_Text excerpt_.
Perhaps after that’s happened some other poor devils will get to afford a house, should they be fortunate enough to still have a job in post-Brexitland.

BOMAD-backed mortgages are tough luck for kids who don’t have well-heeled  parents, because, natch, the rich kids will bid up house prices. So we can understand the delightful sentiment behind Frank Field’s letter to the Grauniad which proposes extending the largesse of the 100% mortgage to all those who don’t have access to BOMAD. Bless your egalitarian cotton socks Frank me old mucker, but you happen to be older than I am. So how come in your 76 turns around the sun you haven’t noticed yet that if you subsidise people’s mortgages, what happens? House prices go up. The maths is simple.

Punters have £x they can spend on housing, and in general when you are young an inexperienced as to the vicissitudes of financial life you deploy all of that £x, because everybody around you tells you that you can’t lose with housing. You also don’t tend to have much capital behind you and are in the first part of your working life, so your earnings are limited. You’re running on empty once you’ve committed your £x to the rapacious maw that is UK residential property. There are no reserves. If you’re £x is more than someone else’s you soak it up by having more house or living in one of the more tony districts, or reducing the zone on your London Underground ticket if you are rich enough to buy in the Great Wen.

The market is set by some punters finding their £x just ain’t enough to own where they want to live, so they leave the market for the rapacious BTL rental market, reducing demand of housing to buy. So, Frank, you go and subsidise that buyer’s £x by £y allowing these folk to borrow more than they can actually afford, guess what happens? Prices rise by £y, or if you subsidise mortgages by £y, by the increase they can borrow with that extra £y, which is a lot more. Result misery. This is an area that needs tough love because of the law of unintended consequences.

We’ve been here before. MIRAS, Help to buy3, LISAs. Get the government the hell out of the home loans market and keep it out of it, nail their feet to the floor. That includes you, Frank. Sure, BOMAD ain’t fair and the rich will screw everybody else. See also: private schools, moving to catchment areas, the lot. If you have the money you will always shit on other people’s kids to get yours ahead.

Government – stay out of the home loans biz. Get into the house building biz

The government can do something about housing – build the bloody things as social housing, don’t subsidise the buying of houses. Leave that to the market. Fewer that half of British households can afford to buy a house IMO. It’s a tremendously expensive capital asset that sucks up roughly 6-10 years of your gross earned income4, and in earlier generations before 1979 we catered for these people with something called council housing.

_Given information_.
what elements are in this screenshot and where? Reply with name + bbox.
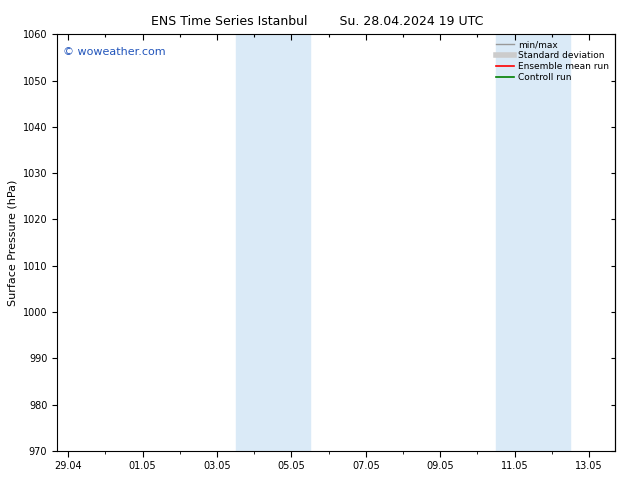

_Prompt_. Extend the essay on mortgage subsidies and house prices by a few paragraphs, starting after its last sentence.

_Task output_.
Let’s not over-romanticise that – some council housing was ghastly, I remember playing on some of the elevated walkway council estates as a kid where some friends lived, and they were dire. Council houses were often terrific, though, particularly for families – far more space than the typical four bedroom premium executive detached-in-name-only5 rabbit hutch constructed now.

Typical taste bypass of a modern estate aimed at those with more money than taste, this one in Turkey. Someone’s missing the whole point of a castle, these ones are definitely DINO. A castle should be 10 miles from the nearest one 😉

The government should stay out of the homes loans biz. Totally, other than to regulate charlatans, minimum lending standards, and to deny BTL lending totally IMO. I’ve nothing against private landlords, if they really own their properties. If they are competing for mortgages with homebuyers, well we survived perfectly well without BTL mortgages up to 1994 and nothing about the British housing or rental market has gone in the right direction since then for the poor bastards that have to live in the properties.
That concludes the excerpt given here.